[Problem requirements]: Find every line in the records that holds the string "JSON". Copy each one.

[Page and application data records]
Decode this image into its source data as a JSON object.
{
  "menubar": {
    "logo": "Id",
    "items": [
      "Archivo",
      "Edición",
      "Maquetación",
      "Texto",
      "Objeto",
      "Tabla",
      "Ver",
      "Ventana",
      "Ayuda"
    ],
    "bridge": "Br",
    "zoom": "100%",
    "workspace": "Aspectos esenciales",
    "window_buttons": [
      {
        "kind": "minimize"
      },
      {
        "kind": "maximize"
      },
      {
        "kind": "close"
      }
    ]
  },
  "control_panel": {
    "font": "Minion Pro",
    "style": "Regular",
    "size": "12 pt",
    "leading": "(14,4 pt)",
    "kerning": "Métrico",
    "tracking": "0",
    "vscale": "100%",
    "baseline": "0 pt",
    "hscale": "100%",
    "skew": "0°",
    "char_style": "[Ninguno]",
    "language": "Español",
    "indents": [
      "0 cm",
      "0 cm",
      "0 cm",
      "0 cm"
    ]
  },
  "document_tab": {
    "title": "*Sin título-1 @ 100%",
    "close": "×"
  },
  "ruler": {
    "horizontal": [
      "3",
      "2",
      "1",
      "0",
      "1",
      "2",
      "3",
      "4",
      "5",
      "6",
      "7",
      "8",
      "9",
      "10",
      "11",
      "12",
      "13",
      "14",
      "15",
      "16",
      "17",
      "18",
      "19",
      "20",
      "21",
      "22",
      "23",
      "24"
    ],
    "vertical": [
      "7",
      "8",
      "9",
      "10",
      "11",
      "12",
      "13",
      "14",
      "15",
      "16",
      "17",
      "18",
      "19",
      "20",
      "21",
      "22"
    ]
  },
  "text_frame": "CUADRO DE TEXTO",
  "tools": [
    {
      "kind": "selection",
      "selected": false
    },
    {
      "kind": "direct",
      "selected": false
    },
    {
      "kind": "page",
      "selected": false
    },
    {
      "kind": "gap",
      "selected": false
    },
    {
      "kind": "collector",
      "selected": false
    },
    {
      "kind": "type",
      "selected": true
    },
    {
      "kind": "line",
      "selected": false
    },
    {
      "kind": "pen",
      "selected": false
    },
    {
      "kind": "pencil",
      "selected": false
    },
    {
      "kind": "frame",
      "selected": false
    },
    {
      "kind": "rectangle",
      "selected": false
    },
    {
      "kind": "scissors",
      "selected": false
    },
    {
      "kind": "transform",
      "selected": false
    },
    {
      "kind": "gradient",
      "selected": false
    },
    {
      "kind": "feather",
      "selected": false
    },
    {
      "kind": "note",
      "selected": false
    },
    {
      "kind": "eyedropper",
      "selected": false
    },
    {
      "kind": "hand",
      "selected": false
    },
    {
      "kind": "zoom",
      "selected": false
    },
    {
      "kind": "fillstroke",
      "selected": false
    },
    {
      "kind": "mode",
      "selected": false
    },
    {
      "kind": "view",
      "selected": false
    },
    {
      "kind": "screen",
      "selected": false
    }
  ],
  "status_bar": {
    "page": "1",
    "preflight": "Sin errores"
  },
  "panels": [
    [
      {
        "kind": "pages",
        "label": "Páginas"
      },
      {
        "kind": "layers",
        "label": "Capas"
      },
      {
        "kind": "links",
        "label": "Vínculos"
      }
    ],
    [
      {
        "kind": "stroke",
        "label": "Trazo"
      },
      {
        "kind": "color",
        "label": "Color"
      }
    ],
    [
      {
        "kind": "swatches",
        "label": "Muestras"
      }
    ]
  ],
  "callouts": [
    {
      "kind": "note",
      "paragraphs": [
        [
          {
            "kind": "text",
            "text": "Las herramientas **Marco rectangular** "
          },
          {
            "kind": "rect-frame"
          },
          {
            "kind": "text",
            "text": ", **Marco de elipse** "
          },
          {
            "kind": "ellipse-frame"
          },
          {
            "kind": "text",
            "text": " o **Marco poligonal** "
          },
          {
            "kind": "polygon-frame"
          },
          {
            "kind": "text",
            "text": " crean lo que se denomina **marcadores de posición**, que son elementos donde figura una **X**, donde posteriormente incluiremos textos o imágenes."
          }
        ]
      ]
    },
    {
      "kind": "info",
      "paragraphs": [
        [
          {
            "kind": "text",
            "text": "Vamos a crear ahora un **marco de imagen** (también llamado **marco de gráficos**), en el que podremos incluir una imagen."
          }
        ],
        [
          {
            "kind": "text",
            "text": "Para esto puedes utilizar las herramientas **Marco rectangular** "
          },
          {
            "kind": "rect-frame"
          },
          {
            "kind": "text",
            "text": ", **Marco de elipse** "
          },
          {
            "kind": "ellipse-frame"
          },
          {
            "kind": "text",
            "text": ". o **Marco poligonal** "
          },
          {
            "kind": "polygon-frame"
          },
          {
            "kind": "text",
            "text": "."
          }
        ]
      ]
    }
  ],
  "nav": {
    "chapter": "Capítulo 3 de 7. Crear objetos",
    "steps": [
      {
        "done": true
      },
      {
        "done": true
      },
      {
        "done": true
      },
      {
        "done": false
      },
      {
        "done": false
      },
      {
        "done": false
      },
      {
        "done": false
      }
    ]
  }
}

---

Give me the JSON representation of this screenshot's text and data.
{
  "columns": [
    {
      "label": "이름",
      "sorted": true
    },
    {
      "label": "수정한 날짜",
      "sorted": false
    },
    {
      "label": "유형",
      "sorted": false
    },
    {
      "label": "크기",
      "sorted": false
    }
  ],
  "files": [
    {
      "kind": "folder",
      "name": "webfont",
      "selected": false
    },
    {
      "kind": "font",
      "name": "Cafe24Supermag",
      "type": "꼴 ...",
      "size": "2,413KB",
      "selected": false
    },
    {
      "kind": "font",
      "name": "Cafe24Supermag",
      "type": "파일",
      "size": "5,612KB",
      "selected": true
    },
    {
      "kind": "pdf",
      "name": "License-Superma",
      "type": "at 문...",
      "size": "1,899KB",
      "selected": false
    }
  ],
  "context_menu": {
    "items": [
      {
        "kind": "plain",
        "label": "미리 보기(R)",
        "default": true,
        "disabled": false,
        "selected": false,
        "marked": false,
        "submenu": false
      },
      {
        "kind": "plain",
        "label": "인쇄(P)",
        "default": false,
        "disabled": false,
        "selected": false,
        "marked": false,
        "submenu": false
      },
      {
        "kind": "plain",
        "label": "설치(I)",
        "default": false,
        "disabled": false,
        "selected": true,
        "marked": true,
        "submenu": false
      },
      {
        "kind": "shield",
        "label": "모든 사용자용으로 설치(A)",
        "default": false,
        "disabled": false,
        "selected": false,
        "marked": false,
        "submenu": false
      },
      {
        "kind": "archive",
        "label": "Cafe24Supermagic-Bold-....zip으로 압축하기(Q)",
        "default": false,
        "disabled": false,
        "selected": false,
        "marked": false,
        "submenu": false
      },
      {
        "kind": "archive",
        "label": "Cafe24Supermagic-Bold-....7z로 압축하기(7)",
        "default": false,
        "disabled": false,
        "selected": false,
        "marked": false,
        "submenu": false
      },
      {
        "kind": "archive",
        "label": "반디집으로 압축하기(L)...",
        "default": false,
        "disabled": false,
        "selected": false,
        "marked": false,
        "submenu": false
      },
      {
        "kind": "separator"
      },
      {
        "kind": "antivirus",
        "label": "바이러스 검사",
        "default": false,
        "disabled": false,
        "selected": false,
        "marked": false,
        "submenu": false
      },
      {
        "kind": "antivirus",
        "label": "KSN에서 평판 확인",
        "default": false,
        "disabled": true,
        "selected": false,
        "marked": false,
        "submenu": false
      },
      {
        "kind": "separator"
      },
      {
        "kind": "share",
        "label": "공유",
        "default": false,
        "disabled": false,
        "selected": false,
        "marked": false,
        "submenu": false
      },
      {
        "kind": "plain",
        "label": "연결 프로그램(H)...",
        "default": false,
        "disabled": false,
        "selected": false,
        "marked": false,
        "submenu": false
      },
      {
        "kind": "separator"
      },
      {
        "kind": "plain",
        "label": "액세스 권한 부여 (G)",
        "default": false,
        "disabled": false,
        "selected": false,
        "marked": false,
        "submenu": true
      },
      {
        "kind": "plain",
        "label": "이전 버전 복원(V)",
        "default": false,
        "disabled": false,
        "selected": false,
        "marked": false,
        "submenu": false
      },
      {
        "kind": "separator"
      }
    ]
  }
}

---

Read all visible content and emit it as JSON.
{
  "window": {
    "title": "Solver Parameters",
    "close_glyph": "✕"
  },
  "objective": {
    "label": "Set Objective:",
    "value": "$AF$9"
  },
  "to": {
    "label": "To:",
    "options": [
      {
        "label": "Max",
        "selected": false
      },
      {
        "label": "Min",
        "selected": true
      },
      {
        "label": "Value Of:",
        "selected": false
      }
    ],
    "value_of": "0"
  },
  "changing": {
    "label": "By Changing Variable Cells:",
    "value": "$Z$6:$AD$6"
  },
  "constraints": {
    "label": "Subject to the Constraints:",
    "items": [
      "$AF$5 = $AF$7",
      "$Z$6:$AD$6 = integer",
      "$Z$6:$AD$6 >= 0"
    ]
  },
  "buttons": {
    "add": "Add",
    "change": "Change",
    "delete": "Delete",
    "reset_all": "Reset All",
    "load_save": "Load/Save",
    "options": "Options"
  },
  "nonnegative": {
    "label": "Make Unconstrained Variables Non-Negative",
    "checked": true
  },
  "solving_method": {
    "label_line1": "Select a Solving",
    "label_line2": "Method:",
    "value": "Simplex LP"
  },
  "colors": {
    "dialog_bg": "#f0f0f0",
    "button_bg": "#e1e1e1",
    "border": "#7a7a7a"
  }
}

[Solved problem]:
Decode this image into its source data as a JSON object.
Give me the JSON representation of this screenshot's text and data.
Read all visible content and emit it as JSON.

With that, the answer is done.